■ Task requirements ■
Give the number of lines in the records below that include "الصلاة". Reply with that number alone.

■ Supplied records ■

-*-*-

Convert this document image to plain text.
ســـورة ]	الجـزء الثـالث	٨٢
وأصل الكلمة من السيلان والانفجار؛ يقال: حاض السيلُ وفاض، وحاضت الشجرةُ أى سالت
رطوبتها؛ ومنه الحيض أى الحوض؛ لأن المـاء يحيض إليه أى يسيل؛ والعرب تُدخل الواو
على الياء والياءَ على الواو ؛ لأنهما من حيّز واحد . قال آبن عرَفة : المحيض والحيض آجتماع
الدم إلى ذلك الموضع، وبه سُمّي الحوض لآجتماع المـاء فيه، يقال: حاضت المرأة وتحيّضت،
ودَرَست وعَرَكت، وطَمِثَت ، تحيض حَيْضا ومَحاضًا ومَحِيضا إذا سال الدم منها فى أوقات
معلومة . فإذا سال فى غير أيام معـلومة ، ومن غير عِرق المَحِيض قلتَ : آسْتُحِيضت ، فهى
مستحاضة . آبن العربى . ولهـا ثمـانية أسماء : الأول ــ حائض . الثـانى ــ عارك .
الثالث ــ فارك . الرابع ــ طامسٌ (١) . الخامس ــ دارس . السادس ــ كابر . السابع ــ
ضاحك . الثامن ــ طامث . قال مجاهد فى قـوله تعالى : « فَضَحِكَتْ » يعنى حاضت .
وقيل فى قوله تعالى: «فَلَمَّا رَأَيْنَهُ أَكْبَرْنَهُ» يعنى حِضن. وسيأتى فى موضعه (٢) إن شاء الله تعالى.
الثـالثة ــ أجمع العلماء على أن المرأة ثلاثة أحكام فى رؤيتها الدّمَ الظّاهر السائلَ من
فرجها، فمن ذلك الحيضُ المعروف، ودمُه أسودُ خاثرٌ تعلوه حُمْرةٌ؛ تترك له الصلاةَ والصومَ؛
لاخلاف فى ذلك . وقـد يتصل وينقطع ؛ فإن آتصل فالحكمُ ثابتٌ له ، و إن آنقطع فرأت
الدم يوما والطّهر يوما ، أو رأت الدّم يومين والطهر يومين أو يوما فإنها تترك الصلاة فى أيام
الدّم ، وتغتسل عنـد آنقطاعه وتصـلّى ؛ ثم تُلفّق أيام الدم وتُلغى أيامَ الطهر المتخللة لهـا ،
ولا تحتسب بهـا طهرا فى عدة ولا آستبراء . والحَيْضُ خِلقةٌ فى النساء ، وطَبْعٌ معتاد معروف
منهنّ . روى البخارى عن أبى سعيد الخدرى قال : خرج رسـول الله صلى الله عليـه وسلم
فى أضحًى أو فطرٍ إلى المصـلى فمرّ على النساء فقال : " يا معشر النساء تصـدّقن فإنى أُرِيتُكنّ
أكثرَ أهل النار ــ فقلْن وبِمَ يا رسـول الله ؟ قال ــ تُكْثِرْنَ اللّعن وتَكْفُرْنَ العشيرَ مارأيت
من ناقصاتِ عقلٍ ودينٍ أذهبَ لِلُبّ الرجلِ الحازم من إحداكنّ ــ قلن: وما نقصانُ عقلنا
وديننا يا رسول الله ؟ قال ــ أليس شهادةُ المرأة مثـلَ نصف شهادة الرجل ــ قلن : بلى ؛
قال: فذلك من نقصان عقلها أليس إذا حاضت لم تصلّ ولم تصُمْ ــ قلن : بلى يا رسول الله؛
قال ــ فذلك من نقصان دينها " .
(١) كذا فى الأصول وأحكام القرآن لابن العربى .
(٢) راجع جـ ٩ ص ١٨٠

-*-*-

■ Result of this task ■
2